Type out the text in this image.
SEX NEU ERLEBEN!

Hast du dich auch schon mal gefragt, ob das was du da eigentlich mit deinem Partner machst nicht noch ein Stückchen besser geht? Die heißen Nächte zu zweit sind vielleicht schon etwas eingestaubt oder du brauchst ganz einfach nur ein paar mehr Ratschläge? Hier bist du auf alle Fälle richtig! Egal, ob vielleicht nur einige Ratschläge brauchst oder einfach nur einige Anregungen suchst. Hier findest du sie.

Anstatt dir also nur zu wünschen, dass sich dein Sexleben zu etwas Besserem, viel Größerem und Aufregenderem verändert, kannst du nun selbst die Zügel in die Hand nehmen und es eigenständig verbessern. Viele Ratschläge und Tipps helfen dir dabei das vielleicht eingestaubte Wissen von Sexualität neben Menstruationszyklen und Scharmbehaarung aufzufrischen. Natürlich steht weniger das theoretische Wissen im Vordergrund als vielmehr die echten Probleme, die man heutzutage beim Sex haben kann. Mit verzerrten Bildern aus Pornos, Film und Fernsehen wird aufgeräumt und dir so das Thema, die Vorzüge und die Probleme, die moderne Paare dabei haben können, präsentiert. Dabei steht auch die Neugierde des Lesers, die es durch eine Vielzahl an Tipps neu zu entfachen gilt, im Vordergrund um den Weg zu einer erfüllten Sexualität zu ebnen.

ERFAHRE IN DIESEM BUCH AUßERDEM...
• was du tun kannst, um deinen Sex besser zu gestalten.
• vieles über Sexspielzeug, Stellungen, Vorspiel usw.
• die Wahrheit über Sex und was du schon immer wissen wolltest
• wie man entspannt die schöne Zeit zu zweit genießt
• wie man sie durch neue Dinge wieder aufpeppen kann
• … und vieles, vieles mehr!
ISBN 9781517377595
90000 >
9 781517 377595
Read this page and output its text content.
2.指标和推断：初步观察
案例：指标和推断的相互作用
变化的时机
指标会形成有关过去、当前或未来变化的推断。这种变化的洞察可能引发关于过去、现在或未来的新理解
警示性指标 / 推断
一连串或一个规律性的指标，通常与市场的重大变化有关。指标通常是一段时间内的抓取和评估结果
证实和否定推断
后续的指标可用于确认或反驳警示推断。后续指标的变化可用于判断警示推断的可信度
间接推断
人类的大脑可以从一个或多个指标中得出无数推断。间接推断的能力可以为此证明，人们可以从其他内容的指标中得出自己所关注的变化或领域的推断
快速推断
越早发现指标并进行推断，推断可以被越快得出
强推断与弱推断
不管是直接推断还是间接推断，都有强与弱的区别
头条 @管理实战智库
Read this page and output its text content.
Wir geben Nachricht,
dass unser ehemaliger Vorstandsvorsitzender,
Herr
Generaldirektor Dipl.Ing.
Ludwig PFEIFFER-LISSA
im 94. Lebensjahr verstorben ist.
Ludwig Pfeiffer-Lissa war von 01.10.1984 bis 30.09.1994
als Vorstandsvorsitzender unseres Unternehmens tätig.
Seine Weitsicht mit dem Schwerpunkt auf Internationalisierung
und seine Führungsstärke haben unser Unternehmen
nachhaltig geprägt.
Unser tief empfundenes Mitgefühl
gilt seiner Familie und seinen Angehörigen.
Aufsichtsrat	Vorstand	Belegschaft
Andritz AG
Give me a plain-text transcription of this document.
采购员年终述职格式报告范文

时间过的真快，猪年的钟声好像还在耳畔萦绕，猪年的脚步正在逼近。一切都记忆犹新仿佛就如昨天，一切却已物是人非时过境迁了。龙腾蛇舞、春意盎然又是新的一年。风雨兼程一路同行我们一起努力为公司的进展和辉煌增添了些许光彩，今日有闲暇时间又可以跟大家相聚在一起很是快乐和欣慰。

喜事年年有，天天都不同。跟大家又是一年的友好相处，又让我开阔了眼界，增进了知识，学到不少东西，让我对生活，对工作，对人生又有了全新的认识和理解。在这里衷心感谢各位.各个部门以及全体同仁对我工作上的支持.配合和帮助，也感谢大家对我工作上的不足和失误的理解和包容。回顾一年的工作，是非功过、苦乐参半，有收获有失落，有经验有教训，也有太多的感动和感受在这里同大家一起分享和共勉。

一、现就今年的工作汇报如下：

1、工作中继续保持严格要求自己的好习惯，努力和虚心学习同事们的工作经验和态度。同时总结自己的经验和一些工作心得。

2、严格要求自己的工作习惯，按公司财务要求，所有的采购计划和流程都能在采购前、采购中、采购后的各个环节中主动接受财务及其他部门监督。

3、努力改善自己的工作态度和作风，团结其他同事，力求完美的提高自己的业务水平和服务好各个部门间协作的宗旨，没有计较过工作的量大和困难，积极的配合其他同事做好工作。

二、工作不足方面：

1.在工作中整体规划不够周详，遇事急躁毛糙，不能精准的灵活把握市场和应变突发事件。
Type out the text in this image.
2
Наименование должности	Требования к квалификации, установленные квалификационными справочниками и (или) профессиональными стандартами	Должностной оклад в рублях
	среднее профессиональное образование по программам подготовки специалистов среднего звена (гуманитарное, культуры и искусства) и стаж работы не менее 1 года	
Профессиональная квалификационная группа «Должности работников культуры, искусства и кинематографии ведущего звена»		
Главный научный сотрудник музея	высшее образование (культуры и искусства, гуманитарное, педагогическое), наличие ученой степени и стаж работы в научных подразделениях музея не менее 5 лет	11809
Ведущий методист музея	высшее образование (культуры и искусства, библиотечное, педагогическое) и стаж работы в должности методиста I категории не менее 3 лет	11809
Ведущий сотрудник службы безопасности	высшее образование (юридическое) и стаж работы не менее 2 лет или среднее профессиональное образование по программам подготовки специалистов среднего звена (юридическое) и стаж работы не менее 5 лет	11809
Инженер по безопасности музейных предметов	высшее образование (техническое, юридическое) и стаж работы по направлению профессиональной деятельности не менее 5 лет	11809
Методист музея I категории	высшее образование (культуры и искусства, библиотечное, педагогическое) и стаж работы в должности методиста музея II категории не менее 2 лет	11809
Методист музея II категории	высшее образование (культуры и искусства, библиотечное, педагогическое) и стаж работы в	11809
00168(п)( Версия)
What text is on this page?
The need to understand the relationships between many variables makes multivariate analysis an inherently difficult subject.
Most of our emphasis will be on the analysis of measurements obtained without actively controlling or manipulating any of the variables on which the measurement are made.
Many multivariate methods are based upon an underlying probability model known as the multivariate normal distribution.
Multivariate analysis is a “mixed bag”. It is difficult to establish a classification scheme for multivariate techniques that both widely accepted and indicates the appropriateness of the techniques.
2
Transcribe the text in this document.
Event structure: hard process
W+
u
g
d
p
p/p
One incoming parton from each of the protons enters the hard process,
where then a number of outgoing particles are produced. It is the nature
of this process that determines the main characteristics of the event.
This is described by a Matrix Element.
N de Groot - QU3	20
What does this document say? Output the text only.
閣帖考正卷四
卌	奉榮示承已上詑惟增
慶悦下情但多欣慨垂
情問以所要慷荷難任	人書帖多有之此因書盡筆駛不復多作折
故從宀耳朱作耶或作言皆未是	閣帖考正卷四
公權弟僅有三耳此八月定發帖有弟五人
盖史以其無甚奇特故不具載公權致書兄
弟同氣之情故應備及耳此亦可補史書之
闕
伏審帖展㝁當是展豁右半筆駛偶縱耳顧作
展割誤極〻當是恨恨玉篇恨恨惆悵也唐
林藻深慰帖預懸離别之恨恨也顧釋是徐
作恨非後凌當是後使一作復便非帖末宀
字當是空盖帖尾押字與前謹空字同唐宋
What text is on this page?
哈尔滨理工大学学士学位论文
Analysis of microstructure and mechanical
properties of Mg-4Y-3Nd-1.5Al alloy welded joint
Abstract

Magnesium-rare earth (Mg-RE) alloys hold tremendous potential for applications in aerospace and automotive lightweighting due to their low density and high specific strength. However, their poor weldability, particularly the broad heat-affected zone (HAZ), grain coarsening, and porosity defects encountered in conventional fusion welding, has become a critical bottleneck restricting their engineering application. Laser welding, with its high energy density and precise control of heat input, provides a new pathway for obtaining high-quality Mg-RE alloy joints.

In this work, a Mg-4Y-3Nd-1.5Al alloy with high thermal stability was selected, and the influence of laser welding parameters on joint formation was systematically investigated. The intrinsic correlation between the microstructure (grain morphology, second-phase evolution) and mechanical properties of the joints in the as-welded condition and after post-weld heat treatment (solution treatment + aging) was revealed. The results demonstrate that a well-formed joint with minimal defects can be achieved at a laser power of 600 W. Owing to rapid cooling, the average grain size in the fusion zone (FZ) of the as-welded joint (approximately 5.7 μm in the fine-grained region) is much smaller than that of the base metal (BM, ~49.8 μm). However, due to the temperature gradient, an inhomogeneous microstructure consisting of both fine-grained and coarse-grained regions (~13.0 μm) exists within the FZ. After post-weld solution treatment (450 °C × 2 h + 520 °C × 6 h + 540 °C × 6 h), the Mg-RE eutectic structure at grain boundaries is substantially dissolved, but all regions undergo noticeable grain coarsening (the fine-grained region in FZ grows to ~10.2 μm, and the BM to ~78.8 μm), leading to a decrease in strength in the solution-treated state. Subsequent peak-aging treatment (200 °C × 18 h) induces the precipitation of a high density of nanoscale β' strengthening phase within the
────────────────
Stated exercise: Search the records above for "kannst". Copy each line where it is found.

Full solution:
Anstatt dir also nur zu wünschen, dass sich dein Sexleben zu etwas Besserem, viel Größerem und Aufregenderem verändert, kannst du nun selbst die Zügel in die Hand nehmen und es eigenständig verbessern. Viele Ratschläge und Tipps helfen dir dabei das vielleicht eingestaubte Wissen von Sexualität neben Menstruationszyklen und Scharmbehaarung aufzufrischen. Natürlich steht weniger das theoretische Wissen im Vordergrund als vielmehr die echten Probleme, die man heutzutage beim Sex haben kann. Mit verzerrten Bildern aus Pornos, Film und Fernsehen wird aufgeräumt und dir so das Thema, die Vorzüge und die Probleme, die moderne Paare dabei haben können, präsentiert. Dabei steht auch die Neugierde des Lesers, die es durch eine Vielzahl an Tipps neu zu entfachen gilt, im Vordergrund um den Weg zu einer erfüllten Sexualität zu ebnen.
• was du tun kannst, um deinen Sex besser zu gestalten.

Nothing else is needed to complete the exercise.